__Raw records__
= = =

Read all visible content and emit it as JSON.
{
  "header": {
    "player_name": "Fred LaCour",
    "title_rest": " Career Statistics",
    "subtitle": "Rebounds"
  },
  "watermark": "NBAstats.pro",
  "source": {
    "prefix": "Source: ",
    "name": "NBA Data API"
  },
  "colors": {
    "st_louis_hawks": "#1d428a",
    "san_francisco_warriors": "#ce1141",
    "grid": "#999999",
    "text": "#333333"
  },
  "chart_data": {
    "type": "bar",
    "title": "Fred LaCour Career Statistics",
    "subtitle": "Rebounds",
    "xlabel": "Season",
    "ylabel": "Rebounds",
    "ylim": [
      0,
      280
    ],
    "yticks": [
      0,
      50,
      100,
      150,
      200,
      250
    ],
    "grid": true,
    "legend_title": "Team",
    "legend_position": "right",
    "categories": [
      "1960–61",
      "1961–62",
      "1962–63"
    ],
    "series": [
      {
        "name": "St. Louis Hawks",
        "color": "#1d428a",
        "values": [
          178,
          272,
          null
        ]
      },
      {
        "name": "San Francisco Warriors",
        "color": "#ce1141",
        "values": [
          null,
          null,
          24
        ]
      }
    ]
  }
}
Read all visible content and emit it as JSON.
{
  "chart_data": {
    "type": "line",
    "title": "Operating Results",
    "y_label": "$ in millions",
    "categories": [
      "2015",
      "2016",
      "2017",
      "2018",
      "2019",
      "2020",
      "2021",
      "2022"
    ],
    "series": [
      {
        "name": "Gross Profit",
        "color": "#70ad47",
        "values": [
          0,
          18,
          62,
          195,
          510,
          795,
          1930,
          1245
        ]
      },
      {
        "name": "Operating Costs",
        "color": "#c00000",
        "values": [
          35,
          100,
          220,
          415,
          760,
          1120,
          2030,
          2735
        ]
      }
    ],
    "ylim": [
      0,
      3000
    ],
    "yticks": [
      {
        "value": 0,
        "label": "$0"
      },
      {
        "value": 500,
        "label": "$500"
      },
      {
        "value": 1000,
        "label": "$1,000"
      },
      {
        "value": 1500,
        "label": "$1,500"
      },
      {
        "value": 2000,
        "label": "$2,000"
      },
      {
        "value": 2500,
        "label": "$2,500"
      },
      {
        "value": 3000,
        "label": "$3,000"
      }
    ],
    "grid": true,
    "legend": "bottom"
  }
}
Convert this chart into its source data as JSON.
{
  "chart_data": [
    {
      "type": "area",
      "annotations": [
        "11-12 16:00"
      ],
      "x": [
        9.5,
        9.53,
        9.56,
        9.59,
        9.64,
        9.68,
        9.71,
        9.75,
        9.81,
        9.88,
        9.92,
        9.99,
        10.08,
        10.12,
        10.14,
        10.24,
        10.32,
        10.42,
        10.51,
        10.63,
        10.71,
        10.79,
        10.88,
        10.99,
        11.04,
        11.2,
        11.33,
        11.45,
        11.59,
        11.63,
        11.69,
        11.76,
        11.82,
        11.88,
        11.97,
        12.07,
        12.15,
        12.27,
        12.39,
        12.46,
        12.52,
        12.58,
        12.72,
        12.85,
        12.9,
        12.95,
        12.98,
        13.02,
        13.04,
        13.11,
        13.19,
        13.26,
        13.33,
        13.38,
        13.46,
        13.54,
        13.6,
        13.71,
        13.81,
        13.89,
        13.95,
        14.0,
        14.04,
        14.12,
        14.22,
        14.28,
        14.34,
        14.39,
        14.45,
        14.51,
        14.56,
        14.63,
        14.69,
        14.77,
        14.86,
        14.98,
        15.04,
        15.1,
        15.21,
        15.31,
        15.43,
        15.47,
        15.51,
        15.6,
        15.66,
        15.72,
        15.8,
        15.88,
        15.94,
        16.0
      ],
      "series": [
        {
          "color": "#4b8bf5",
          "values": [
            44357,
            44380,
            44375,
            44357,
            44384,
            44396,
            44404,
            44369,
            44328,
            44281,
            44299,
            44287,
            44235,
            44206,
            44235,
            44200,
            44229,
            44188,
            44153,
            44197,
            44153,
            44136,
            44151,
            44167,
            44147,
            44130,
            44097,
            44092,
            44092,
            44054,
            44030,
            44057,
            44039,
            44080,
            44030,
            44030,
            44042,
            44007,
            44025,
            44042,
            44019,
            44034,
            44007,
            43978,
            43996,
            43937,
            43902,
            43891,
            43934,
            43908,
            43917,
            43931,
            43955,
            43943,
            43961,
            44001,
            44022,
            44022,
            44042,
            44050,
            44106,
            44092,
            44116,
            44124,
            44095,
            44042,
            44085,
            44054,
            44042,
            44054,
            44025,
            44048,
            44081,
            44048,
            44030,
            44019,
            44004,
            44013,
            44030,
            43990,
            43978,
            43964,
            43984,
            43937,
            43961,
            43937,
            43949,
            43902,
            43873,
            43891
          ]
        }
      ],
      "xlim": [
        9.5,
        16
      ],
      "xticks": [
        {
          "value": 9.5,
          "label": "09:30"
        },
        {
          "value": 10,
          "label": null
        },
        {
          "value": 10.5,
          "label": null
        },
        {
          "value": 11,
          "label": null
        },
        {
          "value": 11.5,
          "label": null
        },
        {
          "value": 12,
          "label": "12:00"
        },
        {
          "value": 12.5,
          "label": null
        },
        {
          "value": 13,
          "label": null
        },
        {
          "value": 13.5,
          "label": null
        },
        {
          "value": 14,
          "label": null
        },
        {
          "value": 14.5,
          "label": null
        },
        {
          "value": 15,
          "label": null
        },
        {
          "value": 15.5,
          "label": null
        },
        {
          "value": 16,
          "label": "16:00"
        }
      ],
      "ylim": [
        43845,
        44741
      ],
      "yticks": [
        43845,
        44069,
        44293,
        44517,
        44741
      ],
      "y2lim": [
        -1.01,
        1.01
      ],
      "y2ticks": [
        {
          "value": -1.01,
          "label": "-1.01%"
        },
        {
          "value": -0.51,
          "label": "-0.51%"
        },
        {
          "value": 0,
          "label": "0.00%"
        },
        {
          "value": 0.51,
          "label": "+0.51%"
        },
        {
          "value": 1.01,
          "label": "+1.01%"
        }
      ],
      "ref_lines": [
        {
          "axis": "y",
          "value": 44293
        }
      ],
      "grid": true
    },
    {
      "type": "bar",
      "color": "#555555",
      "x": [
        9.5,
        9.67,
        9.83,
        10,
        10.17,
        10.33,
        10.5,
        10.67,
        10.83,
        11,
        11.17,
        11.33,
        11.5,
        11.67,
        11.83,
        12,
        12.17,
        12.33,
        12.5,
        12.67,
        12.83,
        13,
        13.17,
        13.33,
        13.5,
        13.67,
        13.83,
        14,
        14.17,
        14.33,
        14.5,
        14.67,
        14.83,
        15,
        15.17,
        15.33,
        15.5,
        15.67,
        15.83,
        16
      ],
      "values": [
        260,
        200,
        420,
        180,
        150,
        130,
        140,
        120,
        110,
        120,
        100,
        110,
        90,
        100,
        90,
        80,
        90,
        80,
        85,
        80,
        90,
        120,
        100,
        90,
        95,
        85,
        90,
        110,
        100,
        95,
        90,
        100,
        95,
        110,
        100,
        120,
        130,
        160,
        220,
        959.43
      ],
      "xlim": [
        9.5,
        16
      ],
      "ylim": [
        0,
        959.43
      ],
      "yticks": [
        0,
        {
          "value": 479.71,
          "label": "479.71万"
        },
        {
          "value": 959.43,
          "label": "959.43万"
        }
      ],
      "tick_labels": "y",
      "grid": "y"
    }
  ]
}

= = =

__Exercise description__
Copy every line verbatim.

__Finished exercise__
Read all visible content and emit it as JSON.
{
  "header": {
    "player_name": "Fred LaCour",
    "title_rest": " Career Statistics",
    "subtitle": "Rebounds"
  },
  "watermark": "NBAstats.pro",
  "source": {
    "prefix": "Source: ",
    "name": "NBA Data API"
  },
  "colors": {
    "st_louis_hawks": "#1d428a",
    "san_francisco_warriors": "#ce1141",
    "grid": "#999999",
    "text": "#333333"
  },
  "chart_data": {
    "type": "bar",
    "title": "Fred LaCour Career Statistics",
    "subtitle": "Rebounds",
    "xlabel": "Season",
    "ylabel": "Rebounds",
    "ylim": [
      0,
      280
    ],
    "yticks": [
      0,
      50,
      100,
      150,
      200,
      250
    ],
    "grid": true,
    "legend_title": "Team",
    "legend_position": "right",
    "categories": [
      "1960–61",
      "1961–62",
      "1962–63"
    ],
    "series": [
      {
        "name": "St. Louis Hawks",
        "color": "#1d428a",
        "values": [
          178,
          272,
          null
        ]
      },
      {
        "name": "San Francisco Warriors",
        "color": "#ce1141",
        "values": [
          null,
          null,
          24
        ]
      }
    ]
  }
}
Read all visible content and emit it as JSON.
{
  "chart_data": {
    "type": "line",
    "title": "Operating Results",
    "y_label": "$ in millions",
    "categories": [
      "2015",
      "2016",
      "2017",
      "2018",
      "2019",
      "2020",
      "2021",
      "2022"
    ],
    "series": [
      {
        "name": "Gross Profit",
        "color": "#70ad47",
        "values": [
          0,
          18,
          62,
          195,
          510,
          795,
          1930,
          1245
        ]
      },
      {
        "name": "Operating Costs",
        "color": "#c00000",
        "values": [
          35,
          100,
          220,
          415,
          760,
          1120,
          2030,
          2735
        ]
      }
    ],
    "ylim": [
      0,
      3000
    ],
    "yticks": [
      {
        "value": 0,
        "label": "$0"
      },
      {
        "value": 500,
        "label": "$500"
      },
      {
        "value": 1000,
        "label": "$1,000"
      },
      {
        "value": 1500,
        "label": "$1,500"
      },
      {
        "value": 2000,
        "label": "$2,000"
      },
      {
        "value": 2500,
        "label": "$2,500"
      },
      {
        "value": 3000,
        "label": "$3,000"
      }
    ],
    "grid": true,
    "legend": "bottom"
  }
}
Convert this chart into its source data as JSON.
{
  "chart_data": [
    {
      "type": "area",
      "annotations": [
        "11-12 16:00"
      ],
      "x": [
        9.5,
        9.53,
        9.56,
        9.59,
        9.64,
        9.68,
        9.71,
        9.75,
        9.81,
        9.88,
        9.92,
        9.99,
        10.08,
        10.12,
        10.14,
        10.24,
        10.32,
        10.42,
        10.51,
        10.63,
        10.71,
        10.79,
        10.88,
        10.99,
        11.04,
        11.2,
        11.33,
        11.45,
        11.59,
        11.63,
        11.69,
        11.76,
        11.82,
        11.88,
        11.97,
        12.07,
        12.15,
        12.27,
        12.39,
        12.46,
        12.52,
        12.58,
        12.72,
        12.85,
        12.9,
        12.95,
        12.98,
        13.02,
        13.04,
        13.11,
        13.19,
        13.26,
        13.33,
        13.38,
        13.46,
        13.54,
        13.6,
        13.71,
        13.81,
        13.89,
        13.95,
        14.0,
        14.04,
        14.12,
        14.22,
        14.28,
        14.34,
        14.39,
        14.45,
        14.51,
        14.56,
        14.63,
        14.69,
        14.77,
        14.86,
        14.98,
        15.04,
        15.1,
        15.21,
        15.31,
        15.43,
        15.47,
        15.51,
        15.6,
        15.66,
        15.72,
        15.8,
        15.88,
        15.94,
        16.0
      ],
      "series": [
        {
          "color": "#4b8bf5",
          "values": [
            44357,
            44380,
            44375,
            44357,
            44384,
            44396,
            44404,
            44369,
            44328,
            44281,
            44299,
            44287,
            44235,
            44206,
            44235,
            44200,
            44229,
            44188,
            44153,
            44197,
            44153,
            44136,
            44151,
            44167,
            44147,
            44130,
            44097,
            44092,
            44092,
            44054,
            44030,
            44057,
            44039,
            44080,
            44030,
            44030,
            44042,
            44007,
            44025,
            44042,
            44019,
            44034,
            44007,
            43978,
            43996,
            43937,
            43902,
            43891,
            43934,
            43908,
            43917,
            43931,
            43955,
            43943,
            43961,
            44001,
            44022,
            44022,
            44042,
            44050,
            44106,
            44092,
            44116,
            44124,
            44095,
            44042,
            44085,
            44054,
            44042,
            44054,
            44025,
            44048,
            44081,
            44048,
            44030,
            44019,
            44004,
            44013,
            44030,
            43990,
            43978,
            43964,
            43984,
            43937,
            43961,
            43937,
            43949,
            43902,
            43873,
            43891
          ]
        }
      ],
      "xlim": [
        9.5,
        16
      ],
      "xticks": [
        {
          "value": 9.5,
          "label": "09:30"
        },
        {
          "value": 10,
          "label": null
        },
        {
          "value": 10.5,
          "label": null
        },
        {
          "value": 11,
          "label": null
        },
        {
          "value": 11.5,
          "label": null
        },
        {
          "value": 12,
          "label": "12:00"
        },
        {
          "value": 12.5,
          "label": null
        },
        {
          "value": 13,
          "label": null
        },
        {
          "value": 13.5,
          "label": null
        },
        {
          "value": 14,
          "label": null
        },
        {
          "value": 14.5,
          "label": null
        },
        {
          "value": 15,
          "label": null
        },
        {
          "value": 15.5,
          "label": null
        },
        {
          "value": 16,
          "label": "16:00"
        }
      ],
      "ylim": [
        43845,
        44741
      ],
      "yticks": [
        43845,
        44069,
        44293,
        44517,
        44741
      ],
      "y2lim": [
        -1.01,
        1.01
      ],
      "y2ticks": [
        {
          "value": -1.01,
          "label": "-1.01%"
        },
        {
          "value": -0.51,
          "label": "-0.51%"
        },
        {
          "value": 0,
          "label": "0.00%"
        },
        {
          "value": 0.51,
          "label": "+0.51%"
        },
        {
          "value": 1.01,
          "label": "+1.01%"
        }
      ],
      "ref_lines": [
        {
          "axis": "y",
          "value": 44293
        }
      ],
      "grid": true
    },
    {
      "type": "bar",
      "color": "#555555",
      "x": [
        9.5,
        9.67,
        9.83,
        10,
        10.17,
        10.33,
        10.5,
        10.67,
        10.83,
        11,
        11.17,
        11.33,
        11.5,
        11.67,
        11.83,
        12,
        12.17,
        12.33,
        12.5,
        12.67,
        12.83,
        13,
        13.17,
        13.33,
        13.5,
        13.67,
        13.83,
        14,
        14.17,
        14.33,
        14.5,
        14.67,
        14.83,
        15,
        15.17,
        15.33,
        15.5,
        15.67,
        15.83,
        16
      ],
      "values": [
        260,
        200,
        420,
        180,
        150,
        130,
        140,
        120,
        110,
        120,
        100,
        110,
        90,
        100,
        90,
        80,
        90,
        80,
        85,
        80,
        90,
        120,
        100,
        90,
        95,
        85,
        90,
        110,
        100,
        95,
        90,
        100,
        95,
        110,
        100,
        120,
        130,
        160,
        220,
        959.43
      ],
      "xlim": [
        9.5,
        16
      ],
      "ylim": [
        0,
        959.43
      ],
      "yticks": [
        0,
        {
          "value": 479.71,
          "label": "479.71万"
        },
        {
          "value": 959.43,
          "label": "959.43万"
        }
      ],
      "tick_labels": "y",
      "grid": "y"
    }
  ]
}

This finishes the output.